• **Stated exercise**
Report the number of lines containing "permission", with no other words.

(Stored records)
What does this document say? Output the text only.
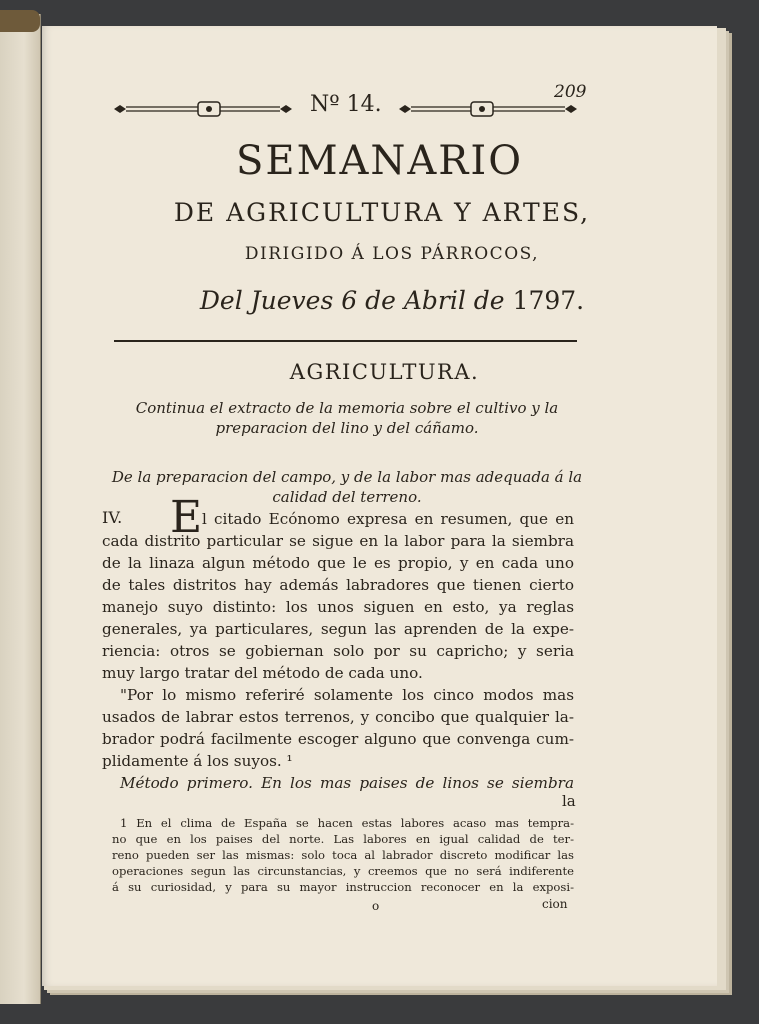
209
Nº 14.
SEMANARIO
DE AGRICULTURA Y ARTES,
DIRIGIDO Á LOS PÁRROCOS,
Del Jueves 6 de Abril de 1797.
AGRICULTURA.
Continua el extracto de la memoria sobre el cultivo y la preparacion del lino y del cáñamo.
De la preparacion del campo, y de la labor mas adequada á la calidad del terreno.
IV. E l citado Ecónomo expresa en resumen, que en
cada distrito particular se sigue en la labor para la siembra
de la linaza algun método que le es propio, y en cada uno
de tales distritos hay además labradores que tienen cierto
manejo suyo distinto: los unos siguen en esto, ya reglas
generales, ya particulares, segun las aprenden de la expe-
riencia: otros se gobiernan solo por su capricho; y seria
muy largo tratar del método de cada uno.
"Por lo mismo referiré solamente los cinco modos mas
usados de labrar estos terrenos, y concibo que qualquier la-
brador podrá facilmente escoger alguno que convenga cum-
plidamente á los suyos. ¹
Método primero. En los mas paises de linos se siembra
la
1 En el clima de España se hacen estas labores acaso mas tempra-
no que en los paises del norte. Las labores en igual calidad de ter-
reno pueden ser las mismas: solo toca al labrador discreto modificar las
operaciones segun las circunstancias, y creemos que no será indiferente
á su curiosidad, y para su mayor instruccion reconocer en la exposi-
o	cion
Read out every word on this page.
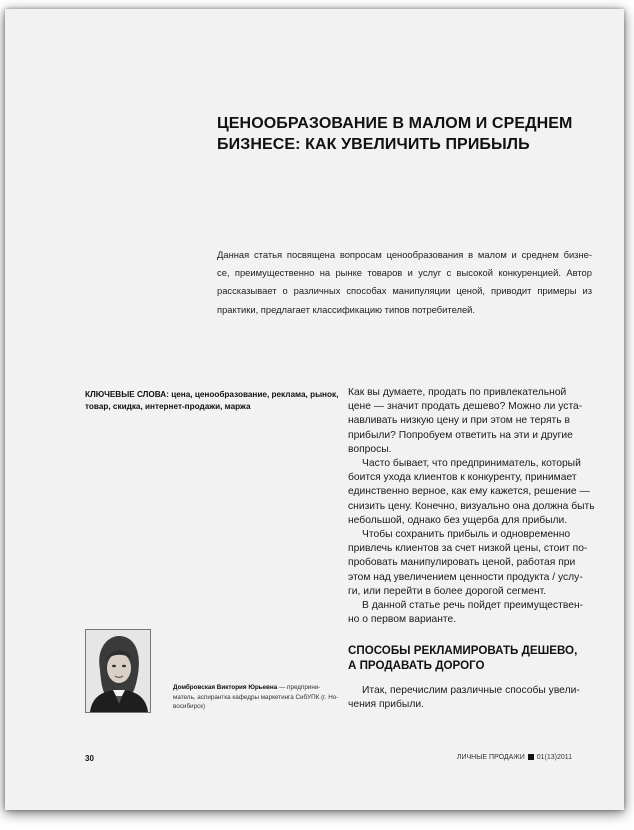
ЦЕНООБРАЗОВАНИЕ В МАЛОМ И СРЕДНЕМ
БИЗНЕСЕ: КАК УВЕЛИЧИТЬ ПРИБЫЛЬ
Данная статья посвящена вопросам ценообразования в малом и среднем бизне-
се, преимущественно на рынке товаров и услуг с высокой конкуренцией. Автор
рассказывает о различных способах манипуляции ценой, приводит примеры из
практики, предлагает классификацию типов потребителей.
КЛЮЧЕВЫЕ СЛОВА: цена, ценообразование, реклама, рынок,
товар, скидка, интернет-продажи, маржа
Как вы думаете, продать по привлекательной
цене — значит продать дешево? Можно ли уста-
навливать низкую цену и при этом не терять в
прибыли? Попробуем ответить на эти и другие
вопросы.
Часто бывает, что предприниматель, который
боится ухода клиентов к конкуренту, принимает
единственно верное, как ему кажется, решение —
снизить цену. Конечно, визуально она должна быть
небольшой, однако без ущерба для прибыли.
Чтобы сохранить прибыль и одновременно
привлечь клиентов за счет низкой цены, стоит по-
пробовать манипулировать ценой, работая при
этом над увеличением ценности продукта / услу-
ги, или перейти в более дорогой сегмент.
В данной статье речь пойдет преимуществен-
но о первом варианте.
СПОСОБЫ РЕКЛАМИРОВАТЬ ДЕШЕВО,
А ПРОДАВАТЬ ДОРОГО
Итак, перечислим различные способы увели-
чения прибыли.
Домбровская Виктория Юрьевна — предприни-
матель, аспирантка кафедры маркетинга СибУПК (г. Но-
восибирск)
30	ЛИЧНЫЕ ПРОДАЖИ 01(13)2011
--
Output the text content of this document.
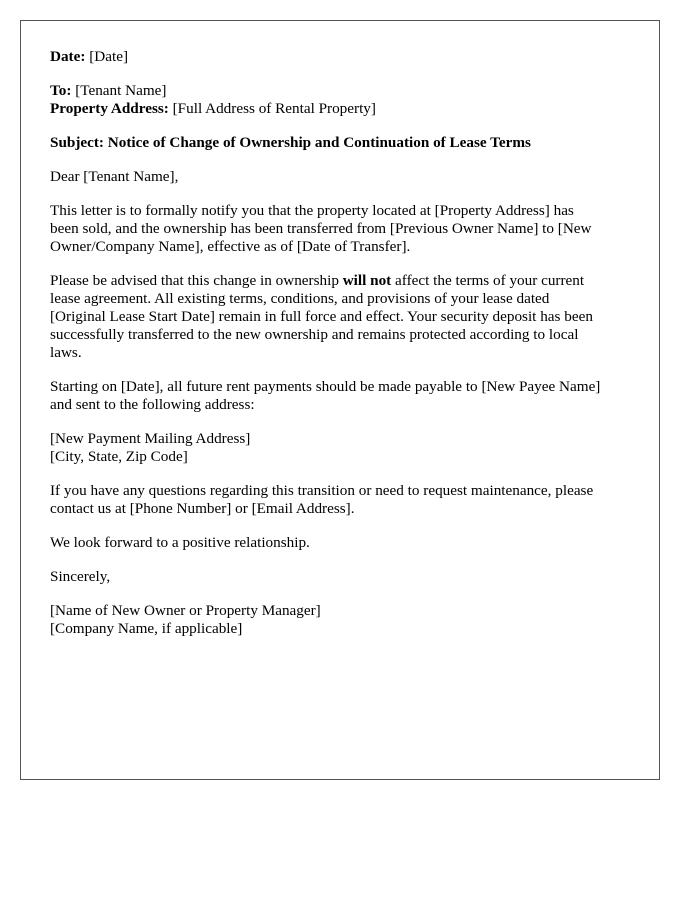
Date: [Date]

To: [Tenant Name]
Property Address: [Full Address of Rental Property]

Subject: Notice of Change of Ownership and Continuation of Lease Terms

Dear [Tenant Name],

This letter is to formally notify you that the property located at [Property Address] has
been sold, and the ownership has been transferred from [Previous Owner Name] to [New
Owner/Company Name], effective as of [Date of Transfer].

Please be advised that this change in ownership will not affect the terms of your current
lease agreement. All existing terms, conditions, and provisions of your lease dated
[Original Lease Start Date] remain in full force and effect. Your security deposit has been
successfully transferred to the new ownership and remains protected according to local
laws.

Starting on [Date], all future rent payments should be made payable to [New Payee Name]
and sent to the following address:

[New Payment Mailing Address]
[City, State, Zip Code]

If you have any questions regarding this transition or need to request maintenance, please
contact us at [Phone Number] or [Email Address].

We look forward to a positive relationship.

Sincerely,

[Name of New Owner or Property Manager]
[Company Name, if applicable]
---
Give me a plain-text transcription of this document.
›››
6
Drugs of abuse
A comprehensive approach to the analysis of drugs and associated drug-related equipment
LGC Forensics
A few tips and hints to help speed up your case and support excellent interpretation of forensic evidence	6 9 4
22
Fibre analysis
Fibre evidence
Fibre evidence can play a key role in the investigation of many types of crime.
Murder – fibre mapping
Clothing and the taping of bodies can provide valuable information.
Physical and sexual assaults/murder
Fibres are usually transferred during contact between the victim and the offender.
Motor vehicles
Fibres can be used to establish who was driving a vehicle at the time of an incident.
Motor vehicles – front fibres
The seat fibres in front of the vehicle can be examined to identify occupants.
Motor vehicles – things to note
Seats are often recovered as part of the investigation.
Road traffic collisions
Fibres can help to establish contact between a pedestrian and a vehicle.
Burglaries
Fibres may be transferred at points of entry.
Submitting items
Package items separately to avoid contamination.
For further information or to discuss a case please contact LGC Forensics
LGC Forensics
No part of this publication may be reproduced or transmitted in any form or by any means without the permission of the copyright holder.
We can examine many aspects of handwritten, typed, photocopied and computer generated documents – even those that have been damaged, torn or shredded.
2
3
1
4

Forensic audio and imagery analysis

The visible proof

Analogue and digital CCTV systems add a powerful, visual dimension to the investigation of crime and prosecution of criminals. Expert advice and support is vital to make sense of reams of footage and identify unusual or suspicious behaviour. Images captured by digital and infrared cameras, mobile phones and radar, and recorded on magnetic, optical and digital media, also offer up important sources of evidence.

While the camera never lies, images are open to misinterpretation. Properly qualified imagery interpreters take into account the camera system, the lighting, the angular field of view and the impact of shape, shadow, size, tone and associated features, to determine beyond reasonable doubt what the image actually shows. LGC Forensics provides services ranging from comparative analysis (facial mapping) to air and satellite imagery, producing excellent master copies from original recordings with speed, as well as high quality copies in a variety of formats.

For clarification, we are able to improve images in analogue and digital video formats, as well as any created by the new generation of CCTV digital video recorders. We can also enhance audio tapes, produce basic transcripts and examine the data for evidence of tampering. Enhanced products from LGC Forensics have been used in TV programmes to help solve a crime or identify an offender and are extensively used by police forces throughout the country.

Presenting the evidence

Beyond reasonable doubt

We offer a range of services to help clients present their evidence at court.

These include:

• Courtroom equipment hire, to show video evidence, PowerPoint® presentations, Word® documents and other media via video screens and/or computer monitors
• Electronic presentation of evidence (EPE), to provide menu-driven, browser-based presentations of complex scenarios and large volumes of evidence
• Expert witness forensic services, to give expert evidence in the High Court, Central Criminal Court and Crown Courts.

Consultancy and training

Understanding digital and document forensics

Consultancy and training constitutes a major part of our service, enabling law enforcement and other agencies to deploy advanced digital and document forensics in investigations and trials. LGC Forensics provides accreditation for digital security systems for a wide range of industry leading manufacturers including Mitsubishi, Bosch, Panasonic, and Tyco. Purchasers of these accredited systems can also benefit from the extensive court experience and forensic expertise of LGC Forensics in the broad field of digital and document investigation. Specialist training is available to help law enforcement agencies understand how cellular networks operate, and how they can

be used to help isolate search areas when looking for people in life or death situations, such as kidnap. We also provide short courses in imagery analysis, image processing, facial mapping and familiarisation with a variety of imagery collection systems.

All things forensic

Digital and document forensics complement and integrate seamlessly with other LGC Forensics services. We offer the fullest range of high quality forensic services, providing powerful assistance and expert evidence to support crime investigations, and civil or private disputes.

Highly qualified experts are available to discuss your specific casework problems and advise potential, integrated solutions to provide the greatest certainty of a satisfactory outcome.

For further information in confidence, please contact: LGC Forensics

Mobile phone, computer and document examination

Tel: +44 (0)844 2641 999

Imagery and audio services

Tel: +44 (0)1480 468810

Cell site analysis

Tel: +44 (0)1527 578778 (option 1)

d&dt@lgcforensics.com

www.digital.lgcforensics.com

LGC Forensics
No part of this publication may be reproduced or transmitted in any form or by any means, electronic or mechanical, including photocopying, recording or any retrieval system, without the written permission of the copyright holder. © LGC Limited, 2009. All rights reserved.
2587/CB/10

• **Answer to the exercise**
2